- [DATA SECTION]
--- start ---

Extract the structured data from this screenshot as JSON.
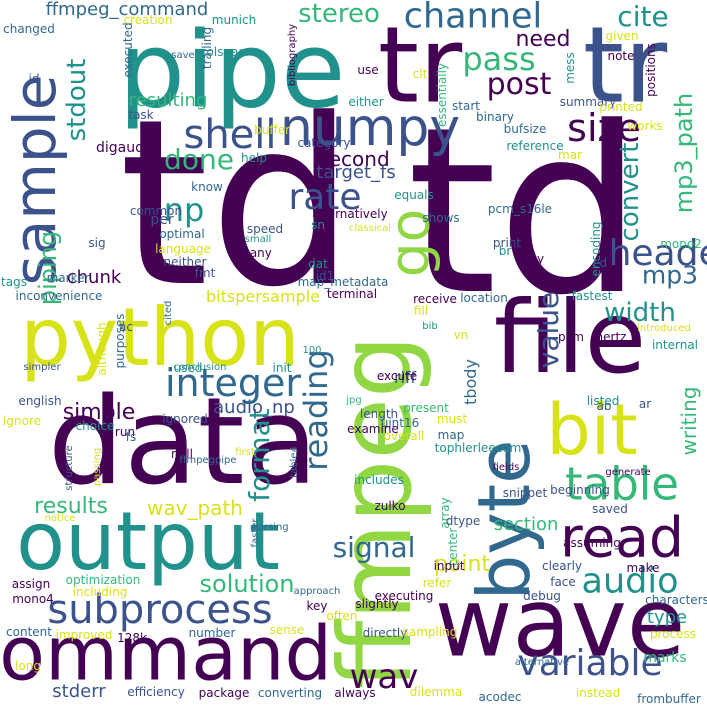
{
  "palette": {
    "background": "#ffffff",
    "dark_purple": "#440154",
    "indigo": "#3b528b",
    "steel_blue": "#31688e",
    "teal": "#21918c",
    "green": "#35b779",
    "lime": "#90d743",
    "yellow": "#d8e219"
  },
  "words": [
    "td",
    "td",
    "pipe",
    "tr",
    "tr",
    "file",
    "data",
    "wave",
    "ffmpeg",
    "output",
    "python",
    "byte",
    "command",
    "bit",
    "go",
    "sample",
    "numpy",
    "read",
    "subprocess",
    "table",
    "audio",
    "shell",
    "channel",
    "integer",
    "variable",
    "header",
    "size",
    "stereo",
    "cite",
    "pass",
    "post",
    "np",
    "rate",
    "done",
    "signal",
    "wav",
    "format",
    "reading",
    "value",
    "piping",
    "stdout",
    "results",
    "width",
    "mp3",
    "convert",
    "mp3_path",
    "wav_path",
    "solution",
    "simple",
    "writing",
    "point",
    "resulting",
    "second",
    "target_fs",
    "need",
    "ffmpeg_command",
    "chunk",
    "audio_np",
    "riff",
    "type",
    "bitspersample",
    "marks",
    "stderr",
    "tbody",
    "section",
    "digaud",
    "creation",
    "changed",
    "munich",
    "trailing",
    "colspan",
    "executed",
    "task",
    "buffer",
    "either",
    "essentially",
    "clt",
    "start",
    "summary",
    "printed",
    "works",
    "binary",
    "bufsize",
    "reference",
    "mar",
    "use",
    "mess",
    "note",
    "given",
    "positions",
    "save",
    "bibliography",
    "id",
    "category",
    "help",
    "alternatively",
    "equals",
    "pcm_s16le",
    "encoding",
    "mono2",
    "cd",
    "print",
    "way",
    "br",
    "shows",
    "classical",
    "sn",
    "per",
    "optimal",
    "speed",
    "small",
    "language",
    "many",
    "neither",
    "fmt",
    "dat",
    "terminal",
    "receive",
    "location",
    "fastest",
    "inconvenience",
    "tags",
    "marker",
    "sig",
    "know",
    "common",
    "id1",
    "map_metadata",
    "fill",
    "bib",
    "vn",
    "pcm",
    "hertz",
    "introduced",
    "internal",
    "ac",
    "cited",
    "although",
    "purposes",
    "conclusion",
    "init",
    "used",
    "excute",
    "ab",
    "listed",
    "ar",
    "english",
    "ignore",
    "choice",
    "ignored",
    "run",
    "fs",
    "length",
    "present",
    "must",
    "map",
    "tophlerleecom",
    "overall",
    "uint16",
    "examine",
    "null",
    "first",
    "ffmpegpipe",
    "table4",
    "structure",
    "passing",
    "includes",
    "zulko",
    "array",
    "center",
    "beginning",
    "snippet",
    "saved",
    "dtype",
    "assuming",
    "input",
    "clearly",
    "make",
    "face",
    "notice",
    "parsing",
    "assign",
    "optimization",
    "faster",
    "including",
    "mono4",
    "approach",
    "key",
    "executing",
    "slightly",
    "refer",
    "debug",
    "characters",
    "content",
    "improved",
    "128k",
    "number",
    "sense",
    "often",
    "directly",
    "sampling",
    "process",
    "long",
    "efficiency",
    "package",
    "converting",
    "always",
    "dilemma",
    "acodec",
    "alternative",
    "instead",
    "frombuffer",
    "simpler",
    "100",
    "jpg",
    "fields",
    "generate"
  ]
}
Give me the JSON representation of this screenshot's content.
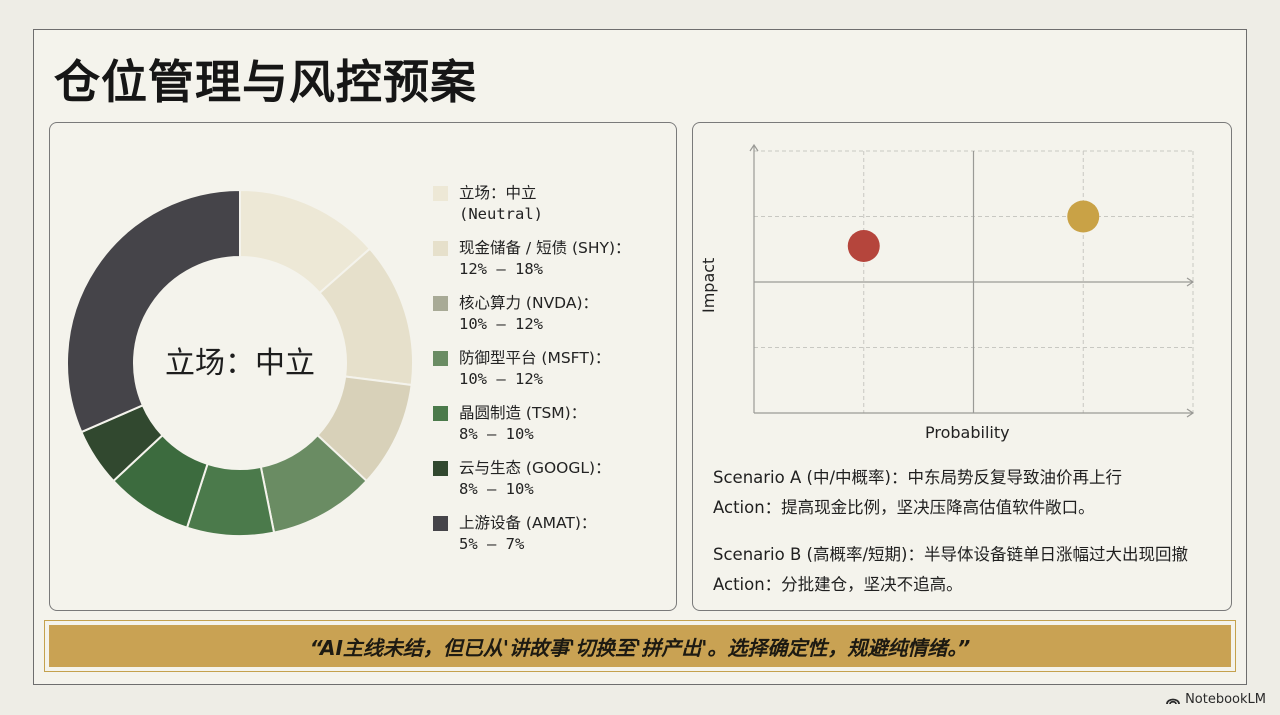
{
  "title": "仓位管理与风控预案",
  "donut": {
    "center_label": "立场：中立",
    "legend": [
      {
        "line1": "立场：中立",
        "line2": "(Neutral)",
        "color": "#ede8d6"
      },
      {
        "line1": "现金储备 / 短债 (SHY)：",
        "line2": "12% – 18%",
        "color": "#e6e0cb"
      },
      {
        "line1": "核心算力 (NVDA)：",
        "line2": "10% – 12%",
        "color": "#a8aa96"
      },
      {
        "line1": "防御型平台 (MSFT)：",
        "line2": "10% – 12%",
        "color": "#6a8c63"
      },
      {
        "line1": "晶圆制造 (TSM)：",
        "line2": "8% – 10%",
        "color": "#4b7a4b"
      },
      {
        "line1": "云与生态 (GOOGL)：",
        "line2": "8% – 10%",
        "color": "#31482f"
      },
      {
        "line1": "上游设备 (AMAT)：",
        "line2": "5% – 7%",
        "color": "#454449"
      }
    ]
  },
  "chart_data": [
    {
      "type": "pie",
      "categories": [
        "立场：中立 (Neutral)",
        "现金储备 / 短债 (SHY)",
        "核心算力 (NVDA)",
        "防御型平台 (MSFT)",
        "晶圆制造 (TSM)",
        "云与生态 (GOOGL)",
        "上游设备 (AMAT)"
      ],
      "values": [
        15,
        15,
        11,
        11,
        9,
        9,
        6
      ],
      "colors": [
        "#ede8d6",
        "#e6e0cb",
        "#d8d1b9",
        "#6a8c63",
        "#4b7a4b",
        "#3c6b3e",
        "#31482f"
      ],
      "tail": {
        "value": 35,
        "color": "#454449"
      },
      "center_label": "立场：中立"
    },
    {
      "type": "scatter",
      "xlabel": "Probability",
      "ylabel": "Impact",
      "xlim": [
        0,
        4
      ],
      "ylim": [
        0,
        4
      ],
      "grid": true,
      "points": [
        {
          "x": 1.0,
          "y": 2.55,
          "color": "#b5453c"
        },
        {
          "x": 3.0,
          "y": 3.0,
          "color": "#c9a246"
        }
      ]
    }
  ],
  "scenarios": [
    {
      "scenario": "Scenario A (中/中概率)：中东局势反复导致油价再上行",
      "action": "Action：提高现金比例，坚决压降高估值软件敞口。"
    },
    {
      "scenario": "Scenario B (高概率/短期)：半导体设备链单日涨幅过大出现回撤",
      "action": "Action：分批建仓，坚决不追高。"
    }
  ],
  "quote": "“AI主线未结，但已从'讲故事'切换至'拼产出'。选择确定性，规避纯情绪。”",
  "brand": "NotebookLM"
}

--- end ---

- [REQUIREMENTS]
Give nothing but the count of lines in the listing above that hold the string "screenshot".

- [EXERCISE OUTPUT]
2